======== DATASET RECORDS
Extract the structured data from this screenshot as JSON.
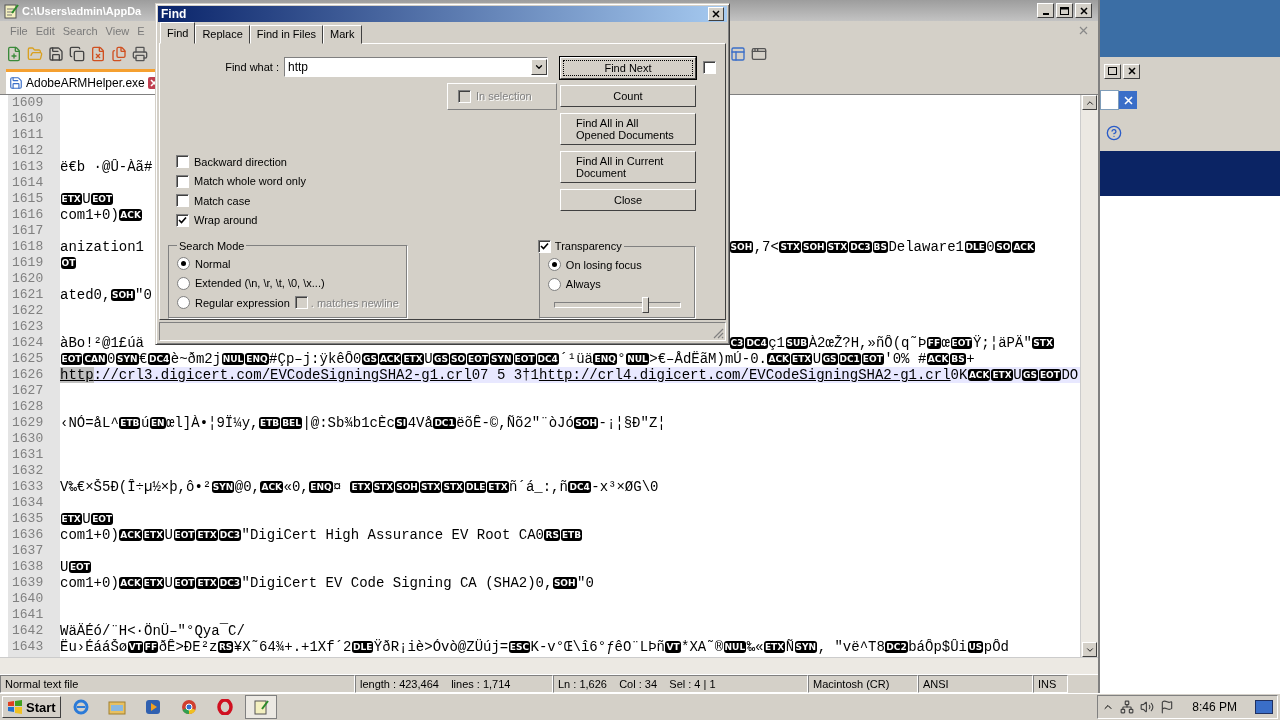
{
  "editor_window": {
    "title": "C:\\Users\\admin\\AppDa",
    "menu": [
      "File",
      "Edit",
      "Search",
      "View",
      "E"
    ],
    "document_tab": {
      "label": "AdobeARMHelper.exe",
      "selected": true
    }
  },
  "lines": [
    {
      "number": "1609",
      "current": false
    },
    {
      "number": "1610",
      "current": false
    },
    {
      "number": "1611",
      "current": false
    },
    {
      "number": "1612",
      "current": false
    },
    {
      "number": "1613",
      "current": false,
      "segments": [
        {
          "kind": "plain",
          "text": "ë€b ·@Û-Àã#"
        }
      ]
    },
    {
      "number": "1614",
      "current": false
    },
    {
      "number": "1615",
      "current": false,
      "segments": [
        {
          "kind": "ctrl",
          "text": "ETX"
        },
        {
          "kind": "plain",
          "text": "U"
        },
        {
          "kind": "ctrl",
          "text": "EOT"
        }
      ]
    },
    {
      "number": "1616",
      "current": false,
      "segments": [
        {
          "kind": "plain",
          "text": "com1+0)"
        },
        {
          "kind": "ctrl",
          "text": "ACK"
        }
      ]
    },
    {
      "number": "1617",
      "current": false
    },
    {
      "number": "1618",
      "current": false,
      "segments": [
        {
          "kind": "plain",
          "text": "anization1"
        }
      ],
      "right": [
        {
          "kind": "ctrl",
          "text": "SOH"
        },
        {
          "kind": "plain",
          "text": ",7<"
        },
        {
          "kind": "ctrl",
          "text": "STX"
        },
        {
          "kind": "ctrl",
          "text": "SOH"
        },
        {
          "kind": "ctrl",
          "text": "STX"
        },
        {
          "kind": "ctrl",
          "text": "DC3"
        },
        {
          "kind": "ctrl",
          "text": "BS"
        },
        {
          "kind": "plain",
          "text": "Delaware1"
        },
        {
          "kind": "ctrl",
          "text": "DLE"
        },
        {
          "kind": "plain",
          "text": "0"
        },
        {
          "kind": "ctrl",
          "text": "SO"
        },
        {
          "kind": "ctrl",
          "text": "ACK"
        }
      ]
    },
    {
      "number": "1619",
      "current": false,
      "segments": [
        {
          "kind": "ctrl",
          "text": "OT"
        }
      ]
    },
    {
      "number": "1620",
      "current": false
    },
    {
      "number": "1621",
      "current": false,
      "segments": [
        {
          "kind": "plain",
          "text": "ated0,"
        },
        {
          "kind": "ctrl",
          "text": "SOH"
        },
        {
          "kind": "plain",
          "text": "\"0"
        }
      ]
    },
    {
      "number": "1622",
      "current": false
    },
    {
      "number": "1623",
      "current": false
    },
    {
      "number": "1624",
      "current": false,
      "segments": [
        {
          "kind": "plain",
          "text": "àBo!²@1£úä"
        }
      ],
      "right": [
        {
          "kind": "ctrl",
          "text": "C3"
        },
        {
          "kind": "ctrl",
          "text": "DC4"
        },
        {
          "kind": "plain",
          "text": "ç1"
        },
        {
          "kind": "ctrl",
          "text": "SUB"
        },
        {
          "kind": "plain",
          "text": "À2œŽ?H,»ñÔ(q˜Þ"
        },
        {
          "kind": "ctrl",
          "text": "FF"
        },
        {
          "kind": "plain",
          "text": "œ"
        },
        {
          "kind": "ctrl",
          "text": "EOT"
        },
        {
          "kind": "plain",
          "text": "Ÿ;¦äPÄ\""
        },
        {
          "kind": "ctrl",
          "text": "STX"
        }
      ]
    },
    {
      "number": "1625",
      "current": false,
      "segments": [
        {
          "kind": "ctrl",
          "text": "EOT"
        },
        {
          "kind": "ctrl",
          "text": "CAN"
        },
        {
          "kind": "plain",
          "text": "0"
        },
        {
          "kind": "ctrl",
          "text": "SYN"
        },
        {
          "kind": "plain",
          "text": "€"
        },
        {
          "kind": "ctrl",
          "text": "DC4"
        },
        {
          "kind": "plain",
          "text": "è~ðm2j"
        },
        {
          "kind": "ctrl",
          "text": "NUL"
        },
        {
          "kind": "ctrl",
          "text": "ENQ"
        },
        {
          "kind": "plain",
          "text": "#Çp–j:ÿkêÔ0"
        },
        {
          "kind": "ctrl",
          "text": "GS"
        },
        {
          "kind": "ctrl",
          "text": "ACK"
        },
        {
          "kind": "ctrl",
          "text": "ETX"
        },
        {
          "kind": "plain",
          "text": "U"
        },
        {
          "kind": "ctrl",
          "text": "GS"
        },
        {
          "kind": "ctrl",
          "text": "SO"
        },
        {
          "kind": "ctrl",
          "text": "EOT"
        },
        {
          "kind": "ctrl",
          "text": "SYN"
        },
        {
          "kind": "ctrl",
          "text": "EOT"
        },
        {
          "kind": "ctrl",
          "text": "DC4"
        },
        {
          "kind": "plain",
          "text": "´¹üä"
        },
        {
          "kind": "ctrl",
          "text": "ENQ"
        },
        {
          "kind": "plain",
          "text": "°"
        },
        {
          "kind": "ctrl",
          "text": "NUL"
        },
        {
          "kind": "plain",
          "text": ">€–ÅdËãM)mÚ-0."
        },
        {
          "kind": "ctrl",
          "text": "ACK"
        },
        {
          "kind": "ctrl",
          "text": "ETX"
        },
        {
          "kind": "plain",
          "text": "U"
        },
        {
          "kind": "ctrl",
          "text": "GS"
        },
        {
          "kind": "ctrl",
          "text": "DC1"
        },
        {
          "kind": "ctrl",
          "text": "EOT"
        },
        {
          "kind": "plain",
          "text": "'0% #"
        },
        {
          "kind": "ctrl",
          "text": "ACK"
        },
        {
          "kind": "ctrl",
          "text": "BS"
        },
        {
          "kind": "plain",
          "text": "+"
        }
      ]
    },
    {
      "number": "1626",
      "current": true,
      "segments": [
        {
          "kind": "match",
          "text": "http"
        },
        {
          "kind": "link",
          "text": "://crl3.digicert.com/EVCodeSigningSHA2-g1.crl"
        },
        {
          "kind": "plain",
          "text": "07 5 3†1"
        },
        {
          "kind": "link",
          "text": "http://crl4.digicert.com/EVCodeSigningSHA2-g1.crl"
        },
        {
          "kind": "plain",
          "text": "0K"
        },
        {
          "kind": "ctrl",
          "text": "ACK"
        },
        {
          "kind": "ctrl",
          "text": "ETX"
        },
        {
          "kind": "plain",
          "text": "U"
        },
        {
          "kind": "ctrl",
          "text": "GS"
        },
        {
          "kind": "ctrl",
          "text": "EOT"
        },
        {
          "kind": "plain",
          "text": "DO"
        }
      ]
    },
    {
      "number": "1627",
      "current": false
    },
    {
      "number": "1628",
      "current": false
    },
    {
      "number": "1629",
      "current": false,
      "segments": [
        {
          "kind": "plain",
          "text": "‹NÓ=åL^"
        },
        {
          "kind": "ctrl",
          "text": "ETB"
        },
        {
          "kind": "plain",
          "text": "ú"
        },
        {
          "kind": "ctrl",
          "text": "EN"
        },
        {
          "kind": "plain",
          "text": "œl]À•¦9Ï¼y,"
        },
        {
          "kind": "ctrl",
          "text": "ETB"
        },
        {
          "kind": "ctrl",
          "text": "BEL"
        },
        {
          "kind": "plain",
          "text": "|@:Sb¾b1cÈc"
        },
        {
          "kind": "ctrl",
          "text": "SI"
        },
        {
          "kind": "plain",
          "text": "4Vå"
        },
        {
          "kind": "ctrl",
          "text": "DC1"
        },
        {
          "kind": "plain",
          "text": "ëõÊ-©,Ñõ2″¨òJó"
        },
        {
          "kind": "ctrl",
          "text": "SOH"
        },
        {
          "kind": "plain",
          "text": "-¡¦§Ð\"Z¦"
        }
      ]
    },
    {
      "number": "1630",
      "current": false
    },
    {
      "number": "1631",
      "current": false
    },
    {
      "number": "1632",
      "current": false
    },
    {
      "number": "1633",
      "current": false,
      "segments": [
        {
          "kind": "plain",
          "text": "V‰€×Š5Ð(Î÷µ½×þ,ô•²"
        },
        {
          "kind": "ctrl",
          "text": "SYN"
        },
        {
          "kind": "plain",
          "text": "@0,"
        },
        {
          "kind": "ctrl",
          "text": "ACK"
        },
        {
          "kind": "plain",
          "text": "«0,"
        },
        {
          "kind": "ctrl",
          "text": "ENQ"
        },
        {
          "kind": "plain",
          "text": "¤ "
        },
        {
          "kind": "ctrl",
          "text": "ETX"
        },
        {
          "kind": "ctrl",
          "text": "STX"
        },
        {
          "kind": "ctrl",
          "text": "SOH"
        },
        {
          "kind": "ctrl",
          "text": "STX"
        },
        {
          "kind": "ctrl",
          "text": "STX"
        },
        {
          "kind": "ctrl",
          "text": "DLE"
        },
        {
          "kind": "ctrl",
          "text": "ETX"
        },
        {
          "kind": "plain",
          "text": "ñ´á_:,ñ"
        },
        {
          "kind": "ctrl",
          "text": "DC4"
        },
        {
          "kind": "plain",
          "text": "-x³×ØG\\0"
        }
      ]
    },
    {
      "number": "1634",
      "current": false
    },
    {
      "number": "1635",
      "current": false,
      "segments": [
        {
          "kind": "ctrl",
          "text": "ETX"
        },
        {
          "kind": "plain",
          "text": "U"
        },
        {
          "kind": "ctrl",
          "text": "EOT"
        }
      ]
    },
    {
      "number": "1636",
      "current": false,
      "segments": [
        {
          "kind": "plain",
          "text": "com1+0)"
        },
        {
          "kind": "ctrl",
          "text": "ACK"
        },
        {
          "kind": "ctrl",
          "text": "ETX"
        },
        {
          "kind": "plain",
          "text": "U"
        },
        {
          "kind": "ctrl",
          "text": "EOT"
        },
        {
          "kind": "ctrl",
          "text": "ETX"
        },
        {
          "kind": "ctrl",
          "text": "DC3"
        },
        {
          "kind": "plain",
          "text": "\"DigiCert High Assurance EV Root CA0"
        },
        {
          "kind": "ctrl",
          "text": "RS"
        },
        {
          "kind": "ctrl",
          "text": "ETB"
        }
      ]
    },
    {
      "number": "1637",
      "current": false
    },
    {
      "number": "1638",
      "current": false,
      "segments": [
        {
          "kind": "plain",
          "text": "U"
        },
        {
          "kind": "ctrl",
          "text": "EOT"
        }
      ]
    },
    {
      "number": "1639",
      "current": false,
      "segments": [
        {
          "kind": "plain",
          "text": "com1+0)"
        },
        {
          "kind": "ctrl",
          "text": "ACK"
        },
        {
          "kind": "ctrl",
          "text": "ETX"
        },
        {
          "kind": "plain",
          "text": "U"
        },
        {
          "kind": "ctrl",
          "text": "EOT"
        },
        {
          "kind": "ctrl",
          "text": "ETX"
        },
        {
          "kind": "ctrl",
          "text": "DC3"
        },
        {
          "kind": "plain",
          "text": "\"DigiCert EV Code Signing CA (SHA2)0,"
        },
        {
          "kind": "ctrl",
          "text": "SOH"
        },
        {
          "kind": "plain",
          "text": "\"0"
        }
      ]
    },
    {
      "number": "1640",
      "current": false
    },
    {
      "number": "1641",
      "current": false
    },
    {
      "number": "1642",
      "current": false,
      "segments": [
        {
          "kind": "plain",
          "text": "WäÄÉó/¨H<·ÖnÜ–″°Qya¯C/"
        }
      ]
    },
    {
      "number": "1643",
      "current": false,
      "segments": [
        {
          "kind": "plain",
          "text": "Ëu›ÉááŠø"
        },
        {
          "kind": "ctrl",
          "text": "VT"
        },
        {
          "kind": "ctrl",
          "text": "FF"
        },
        {
          "kind": "plain",
          "text": "ðÊ>ÐE²z"
        },
        {
          "kind": "ctrl",
          "text": "RS"
        },
        {
          "kind": "plain",
          "text": "¥X˜64¾+.+1Xf´2"
        },
        {
          "kind": "ctrl",
          "text": "DLE"
        },
        {
          "kind": "plain",
          "text": "ŸðR¡iè>Óvò@ZÜúj="
        },
        {
          "kind": "ctrl",
          "text": "ESC"
        },
        {
          "kind": "plain",
          "text": "K-v°Œ\\î6°ƒêO¨LÞñ"
        },
        {
          "kind": "ctrl",
          "text": "VT"
        },
        {
          "kind": "plain",
          "text": "*XA˜®"
        },
        {
          "kind": "ctrl",
          "text": "NUL"
        },
        {
          "kind": "plain",
          "text": "‰«"
        },
        {
          "kind": "ctrl",
          "text": "ETX"
        },
        {
          "kind": "plain",
          "text": "Ñ"
        },
        {
          "kind": "ctrl",
          "text": "SYN"
        },
        {
          "kind": "plain",
          "text": ", \"vë^T8"
        },
        {
          "kind": "ctrl",
          "text": "DC2"
        },
        {
          "kind": "plain",
          "text": "báÔp$Ûi"
        },
        {
          "kind": "ctrl",
          "text": "US"
        },
        {
          "kind": "plain",
          "text": "pÔd"
        }
      ]
    }
  ],
  "find_dialog": {
    "title": "Find",
    "tabs": [
      {
        "label": "Find",
        "selected": true
      },
      {
        "label": "Replace",
        "selected": false
      },
      {
        "label": "Find in Files",
        "selected": false
      },
      {
        "label": "Mark",
        "selected": false
      }
    ],
    "find_what": {
      "label": "Find what :",
      "value": "http"
    },
    "find_next_option": {
      "checked": false
    },
    "in_selection": {
      "label": "In selection",
      "checked": false,
      "disabled": true
    },
    "buttons": [
      {
        "label": "Find Next",
        "focused": true
      },
      {
        "label": "Count",
        "focused": false
      },
      {
        "label": "Find All in All Opened Documents",
        "focused": false
      },
      {
        "label": "Find All in Current Document",
        "focused": false
      },
      {
        "label": "Close",
        "focused": false
      }
    ],
    "options": [
      {
        "label": "Backward direction",
        "checked": false
      },
      {
        "label": "Match whole word only",
        "checked": false
      },
      {
        "label": "Match case",
        "checked": false
      },
      {
        "label": "Wrap around",
        "checked": true
      }
    ],
    "search_mode": {
      "title": "Search Mode",
      "modes": [
        {
          "label": "Normal",
          "selected": true
        },
        {
          "label": "Extended (\\n, \\r, \\t, \\0, \\x...)",
          "selected": false
        },
        {
          "label": "Regular expression",
          "selected": false
        }
      ],
      "matches_newline": {
        "label": ". matches newline",
        "checked": false,
        "disabled": true
      }
    },
    "transparency": {
      "label": "Transparency",
      "checked": true,
      "modes": [
        {
          "label": "On losing focus",
          "selected": true
        },
        {
          "label": "Always",
          "selected": false
        }
      ],
      "level": 0.72
    }
  },
  "status_bar": [
    "Normal text file",
    "length : 423,464    lines : 1,714",
    "Ln : 1,626    Col : 34    Sel : 4 | 1",
    "Macintosh (CR)",
    "ANSI",
    "INS"
  ],
  "taskbar": {
    "start": "Start",
    "clock": "8:46 PM"
  }
}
================
WHAT THE TASK REQUIRES: Work out how many lines of the listing above include the word "true". Reply with nothing but the count.

WRITTEN ANSWER: 10